*INSTRUCTIONS TO FOLLOW*: Reproduce everything from the line containing "text-line: بنائه) اى" down to the line containing "margin-line: الثمن لانه", with both of those lines included.

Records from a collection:
■ ■ ■ ■

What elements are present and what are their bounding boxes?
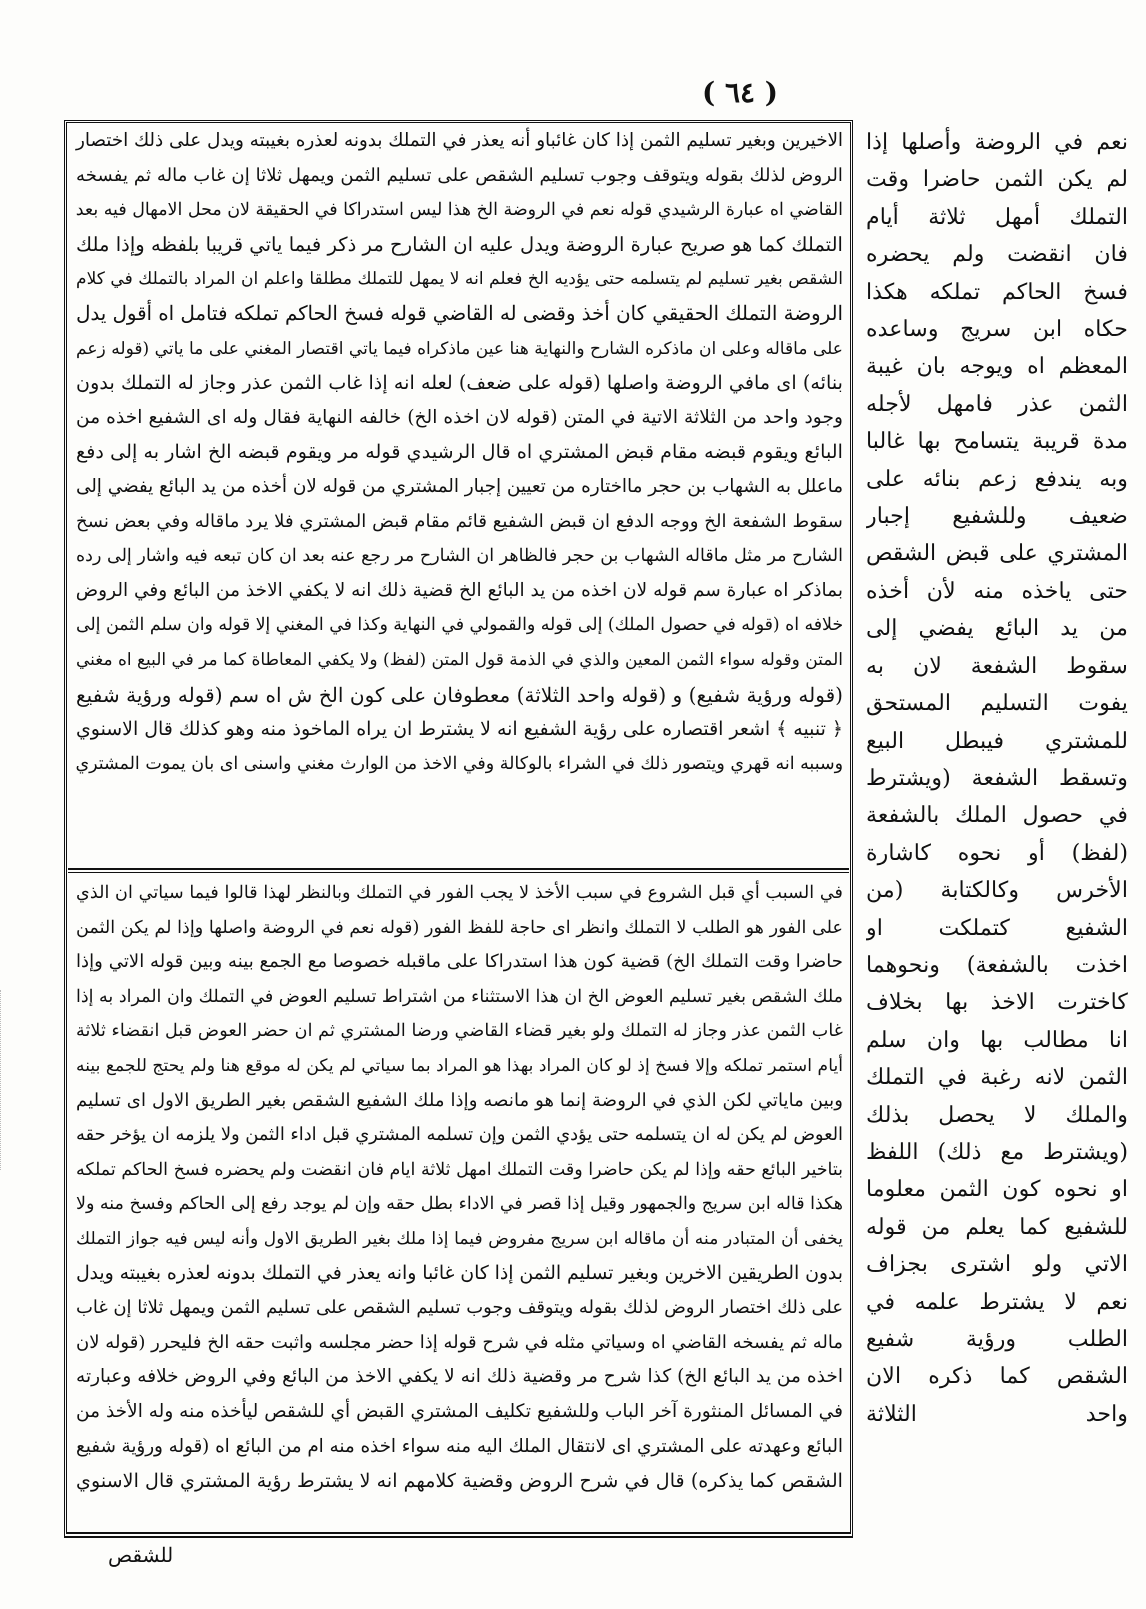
text-line: بنائه) اى مافي الروضة واصلها (قوله على ضعف) لعله انه إذا غاب الثمن عذر وجاز له التملك بدون — [76, 371, 843, 395]
text-line: الشقص بغير تسليم لم يتسلمه حتى يؤديه الخ فعلم انه لا يمهل للتملك مطلقا واعلم ان المراد بالتملك في كلام — [76, 269, 843, 290]
margin-line: وبه يندفع زعم بنائه على — [866, 465, 1128, 492]
main-text-lower — [72, 876, 847, 1536]
margin-line: الثمن لانه رغبة في التملك — [866, 1064, 1128, 1091]
text-line: (قوله ورؤية شفيع) و (قوله واحد الثلاثة) معطوفان على كون الخ ش اه سم (قوله ورؤية شفيع — [76, 682, 843, 707]
text-line: في السبب أي قبل الشروع في سبب الأخذ لا يجب الفور في التملك وبالنظر لهذا قالوا فيما سياتي ان الذي — [76, 883, 843, 903]
text-line: ماله ثم يفسخه القاضي اه وسياتي مثله في شرح قوله إذا حضر مجلسه واثبت حقه الخ فليحرر (قوله لان — [76, 1331, 843, 1353]
margin-text-column — [866, 124, 1128, 1534]
text-line: على ذلك اختصار الروض لذلك بقوله ويتوقف وجوب تسليم الشقص على تسليم الثمن ويمهل ثلاثا إن غاب — [76, 1297, 843, 1319]
text-line: ماعلل به الشهاب بن حجر مااختاره من تعيين إجبار المشتري من قوله لان أخذه من يد البائع يفضي إلى — [76, 475, 843, 497]
margin-line: للمشتري فيبطل البيع — [866, 727, 1128, 754]
margin-line: اخذت بالشفعة) ونحوهما — [866, 951, 1128, 978]
text-line: على ماقاله وعلى ان ماذكره الشارح والنهاية هنا عين ماذكراه فيما ياتي اقتصار المغني على ما ياتي (قوله زعم — [76, 338, 843, 359]
margin-line: نعم في الروضة وأصلها إذا — [866, 129, 1128, 155]
margin-line: يفوت التسليم المستحق — [866, 690, 1128, 717]
margin-line: المشتري على قبض الشقص — [866, 541, 1128, 567]
page-number: ( ٦٤ ) — [701, 76, 779, 109]
margin-line: حتى ياخذه منه لأن أخذه — [866, 577, 1128, 604]
text-line: بدون الطريقين الاخرين وبغير تسليم الثمن إذا كان غائبا وانه يعذر في التملك بدونه لعذره بغيبته ويدل — [75, 1262, 843, 1284]
text-line: غاب الثمن عذر وجاز له التملك ولو بغير قضاء القاضي ورضا المشتري ثم ان حضر العوض قبل انقضاء ثلاثة — [76, 1021, 843, 1042]
text-line: وجود واحد من الثلاثة الاتية في المتن (قوله لان اخذه الخ) خالفه النهاية فقال وله اى الشفيع اخذه من — [76, 406, 843, 428]
text-line: الروض لذلك بقوله ويتوقف وجوب تسليم الشقص على تسليم الثمن ويمهل ثلاثا إن غاب ماله ثم يفسخه — [76, 164, 843, 186]
margin-line: فسخ الحاكم تملكه هكذا — [866, 278, 1128, 305]
margin-line: او نحوه كون الثمن معلوما — [866, 1176, 1128, 1203]
text-line: ملك الشقص بغير تسليم العوض الخ ان هذا الاستثناء من اشتراط تسليم العوض في التملك وان المراد به إذا — [75, 986, 843, 1007]
text-line: البائع وعهدته على المشتري اى لانتقال الملك اليه منه سواء اخذه منه ام من البائع اه (قوله ورؤية شفيع — [76, 1435, 843, 1457]
text-line: في المسائل المنثورة آخر الباب وللشفيع تكليف المشتري القبض أي للشقص ليأخذه منه وله الأخذ من — [76, 1400, 843, 1422]
text-line: العوض لم يكن له ان يتسلمه حتى يؤدي الثمن وإن تسلمه المشتري قبل اداء الثمن ولا يلزمه ان يؤخر حقه — [76, 1124, 843, 1146]
text-line: اخذه من يد البائع الخ) كذا شرح مر وقضية ذلك انه لا يكفي الاخذ من البائع وفي الروض خلافه وعبارته — [76, 1366, 843, 1388]
margin-line: واحد الثلاثة — [866, 1400, 1128, 1427]
text-line: خلافه اه (قوله في حصول الملك) إلى قوله والقمولي في النهاية وكذا في المغني إلا قوله وان سلم الثمن إلى — [76, 615, 843, 636]
margin-line: انا مطالب بها وان سلم — [866, 1026, 1128, 1053]
section-divider — [68, 868, 849, 873]
text-line: وسببه انه قهري ويتصور ذلك في الشراء بالوكالة وفي الاخذ من الوارث مغني واسنى اى بان يموت المشتري — [75, 753, 843, 774]
scan-edge-mark — [0, 990, 4, 1170]
margin-line: كاخترت الاخذ بها بخلاف — [866, 989, 1128, 1016]
margin-line: (لفظ) أو نحوه كاشارة — [866, 839, 1128, 866]
text-line: يخفى أن المتبادر منه أن ماقاله ابن سريج مفروض فيما إذا ملك بغير الطريق الاول وأنه ليس فيه جواز التملك — [76, 1228, 843, 1249]
margin-line: التملك أمهل ثلاثة أيام — [866, 203, 1128, 230]
margin-line: (ويشترط مع ذلك) اللفظ — [866, 1138, 1128, 1165]
text-line: وبين ماياتي لكن الذي في الروضة إنما هو مانصه وإذا ملك الشفيع الشقص بغير الطريق الاول اى تسليم — [76, 1089, 843, 1111]
text-line: ﴿ تنبيه ﴾ اشعر اقتصاره على رؤية الشفيع انه لا يشترط ان يراه الماخوذ منه وهو كذلك قال الاسنوي — [76, 718, 843, 741]
margin-line: مدة قريبة يتسامح بها غالبا — [866, 428, 1128, 455]
text-line: الاخيرين وبغير تسليم الثمن إذا كان غائباو أنه يعذر في التملك بدونه لعذره بغيبته ويدل على ذلك اختصار — [76, 130, 843, 151]
margin-line: فان انقضت ولم يحضره — [866, 241, 1128, 268]
margin-line: لم يكن الثمن حاضرا وقت — [866, 166, 1128, 193]
text-line: الروضة التملك الحقيقي كان أخذ وقضى له القاضي قوله فسخ الحاكم تملكه فتامل اه أقول يدل — [75, 301, 843, 325]
text-line: أيام استمر تملكه وإلا فسخ إذ لو كان المراد بهذا هو المراد بما سياتي لم يكن له موقع هنا ولم يحتج للجمع بينه — [76, 1055, 843, 1076]
text-line: القاضي اه عبارة الرشيدي قوله نعم في الروضة الخ هذا ليس استدراكا في الحقيقة لان محل الامهال فيه بعد — [75, 200, 843, 221]
margin-line: الأخرس وكالكتابة (من — [866, 877, 1128, 904]
margin-line: الشفيع كتملكت او — [866, 914, 1128, 941]
margin-line: المعظم اه ويوجه بان غيبة — [866, 353, 1128, 380]
text-line: سقوط الشفعة الخ ووجه الدفع ان قبض الشفيع قائم مقام قبض المشتري فلا يرد ماقاله وفي بعض نسخ — [75, 510, 843, 532]
margin-line: من يد البائع يفضي إلى — [866, 615, 1128, 642]
margin-line: الاتي ولو اشترى بجزاف — [866, 1251, 1128, 1278]
margin-line: نعم لا يشترط علمه في — [866, 1288, 1128, 1315]
margin-line: في حصول الملك بالشفعة — [866, 802, 1128, 829]
catchword: للشقص — [108, 1543, 174, 1567]
main-text-upper — [72, 124, 847, 870]
margin-line: الثمن عذر فامهل لأجله — [866, 390, 1128, 417]
margin-line: الشقص كما ذكره الان — [866, 1363, 1128, 1390]
margin-line: والملك لا يحصل بذلك — [866, 1101, 1128, 1128]
margin-line: ضعيف وللشفيع إجبار — [866, 503, 1128, 530]
text-line: البائع ويقوم قبضه مقام قبض المشتري اه قال الرشيدي قوله مر ويقوم قبضه الخ اشار به إلى دفع — [76, 440, 843, 464]
margin-line: حكاه ابن سريج وساعده — [866, 316, 1128, 343]
text-line: التملك كما هو صريح عبارة الروضة ويدل عليه ان الشارح مر ذكر فيما ياتي قريبا بلفظه وإذا ملك — [76, 232, 843, 256]
text-line: على الفور هو الطلب لا التملك وانظر اى حاجة للفظ الفور (قوله نعم في الروضة واصلها وإذا لم يكن الثمن — [76, 917, 843, 938]
margin-line: وتسقط الشفعة (ويشترط — [866, 764, 1128, 791]
text-line: بماذكر اه عبارة سم قوله لان اخذه من يد البائع الخ قضية ذلك انه لا يكفي الاخذ من البائع وفي الروض — [75, 579, 843, 601]
text-line: الشارح مر مثل ماقاله الشهاب بن حجر فالظاهر ان الشارح مر رجع عنه بعد ان كان تبعه فيه واشار إلى رده — [76, 546, 843, 567]
text-line: هكذا قاله ابن سريج والجمهور وقيل إذا قصر في الاداء بطل حقه وإن لم يوجد رفع إلى الحاكم وفسخ منه ولا — [76, 1194, 843, 1215]
text-line: حاضرا وقت التملك الخ) قضية كون هذا استدراكا على ماقبله خصوصا مع الجمع بينه وبين قوله الاتي وإذا — [76, 951, 843, 973]
margin-line: الطلب ورؤية شفيع — [866, 1326, 1128, 1352]
margin-line: سقوط الشفعة لان به — [866, 652, 1128, 679]
text-line: الشقص كما يذكره) قال في شرح الروض وقضية كلامهم انه لا يشترط رؤية المشتري قال الاسنوي — [76, 1469, 843, 1493]
margin-line: للشفيع كما يعلم من قوله — [866, 1213, 1128, 1240]
text-line: المتن وقوله سواء الثمن المعين والذي في الذمة قول المتن (لفظ) ولا يكفي المعاطاة كما مر في البيع اه مغني — [76, 649, 843, 670]
text-line: بتاخير البائع حقه وإذا لم يكن حاضرا وقت التملك امهل ثلاثة ايام فان انقضت ولم يحضره فسخ الحاكم تملكه — [76, 1159, 843, 1180]
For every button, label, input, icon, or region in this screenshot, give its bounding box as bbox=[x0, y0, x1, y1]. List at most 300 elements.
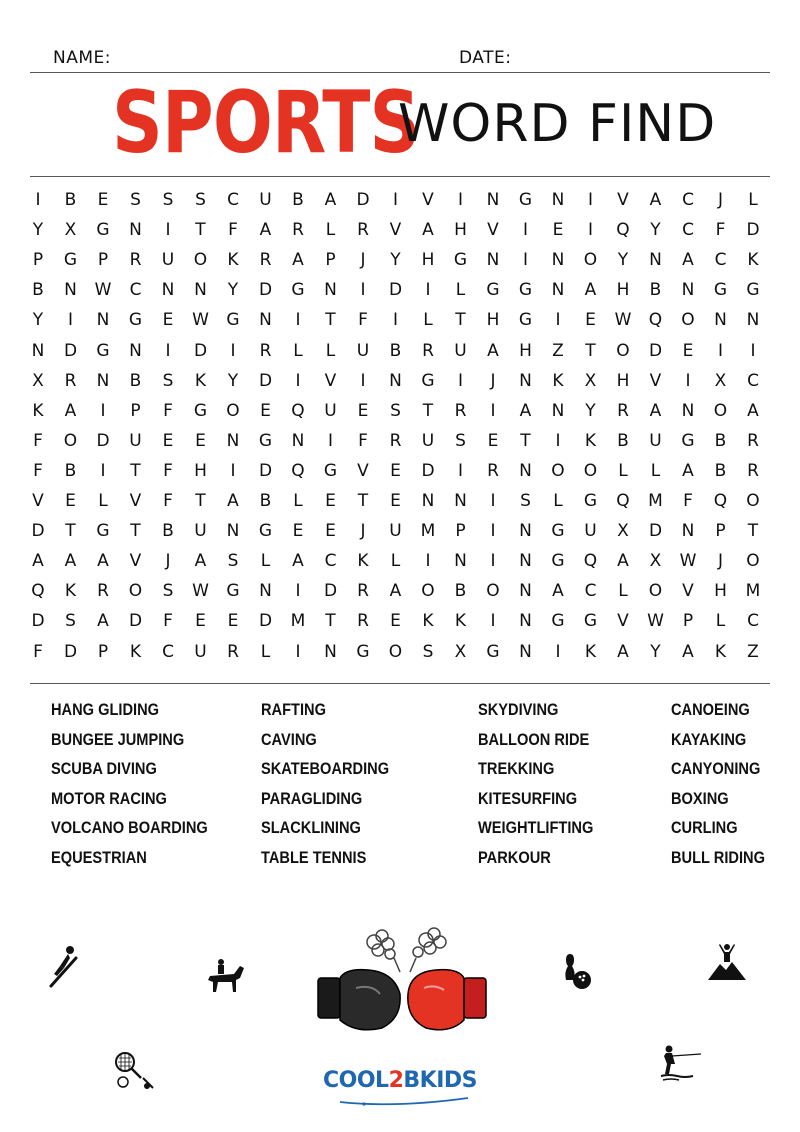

■ ■ ■ ■

*SOLUTION FOR THIS EXERCISE*:
text-line: بنائه) اى مافي الروضة واصلها (قوله على ضعف) لعله انه إذا غاب الثمن عذر وجاز له التملك بدون — [76, 371, 843, 395]
text-line: الشقص بغير تسليم لم يتسلمه حتى يؤديه الخ فعلم انه لا يمهل للتملك مطلقا واعلم ان المراد بالتملك في كلام — [76, 269, 843, 290]
margin-line: وبه يندفع زعم بنائه على — [866, 465, 1128, 492]
main-text-lower — [72, 876, 847, 1536]
margin-line: الثمن لانه رغبة في التملك — [866, 1064, 1128, 1091]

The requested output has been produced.